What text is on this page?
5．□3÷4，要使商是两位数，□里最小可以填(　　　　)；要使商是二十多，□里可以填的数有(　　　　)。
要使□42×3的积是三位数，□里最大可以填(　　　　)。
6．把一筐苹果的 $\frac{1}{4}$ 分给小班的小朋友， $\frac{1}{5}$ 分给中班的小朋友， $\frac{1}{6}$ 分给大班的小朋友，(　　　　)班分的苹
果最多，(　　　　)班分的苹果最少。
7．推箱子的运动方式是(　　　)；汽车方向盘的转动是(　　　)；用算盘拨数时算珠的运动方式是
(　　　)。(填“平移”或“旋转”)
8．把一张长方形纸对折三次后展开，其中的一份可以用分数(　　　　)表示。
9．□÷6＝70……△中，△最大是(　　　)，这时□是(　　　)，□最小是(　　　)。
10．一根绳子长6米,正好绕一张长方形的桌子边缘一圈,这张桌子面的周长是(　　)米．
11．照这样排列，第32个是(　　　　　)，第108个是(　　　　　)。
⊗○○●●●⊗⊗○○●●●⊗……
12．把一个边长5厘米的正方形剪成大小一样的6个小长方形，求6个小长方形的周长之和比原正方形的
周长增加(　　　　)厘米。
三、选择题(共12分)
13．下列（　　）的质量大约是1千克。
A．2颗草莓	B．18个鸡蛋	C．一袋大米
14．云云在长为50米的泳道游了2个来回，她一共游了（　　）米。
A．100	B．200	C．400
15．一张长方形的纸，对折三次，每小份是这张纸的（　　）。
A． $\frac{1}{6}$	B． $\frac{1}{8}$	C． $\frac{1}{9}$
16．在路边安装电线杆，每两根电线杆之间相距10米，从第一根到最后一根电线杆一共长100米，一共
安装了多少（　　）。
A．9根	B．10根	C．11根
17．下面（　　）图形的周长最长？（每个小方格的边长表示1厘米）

───

→ What to produce
Look through the material and copy each line that has "frac".

→ Solution
6．把一筐苹果的 $\frac{1}{4}$ 分给小班的小朋友， $\frac{1}{5}$ 分给中班的小朋友， $\frac{1}{6}$ 分给大班的小朋友，(　　　　)班分的苹
A． $\frac{1}{6}$	B． $\frac{1}{8}$	C． $\frac{1}{9}$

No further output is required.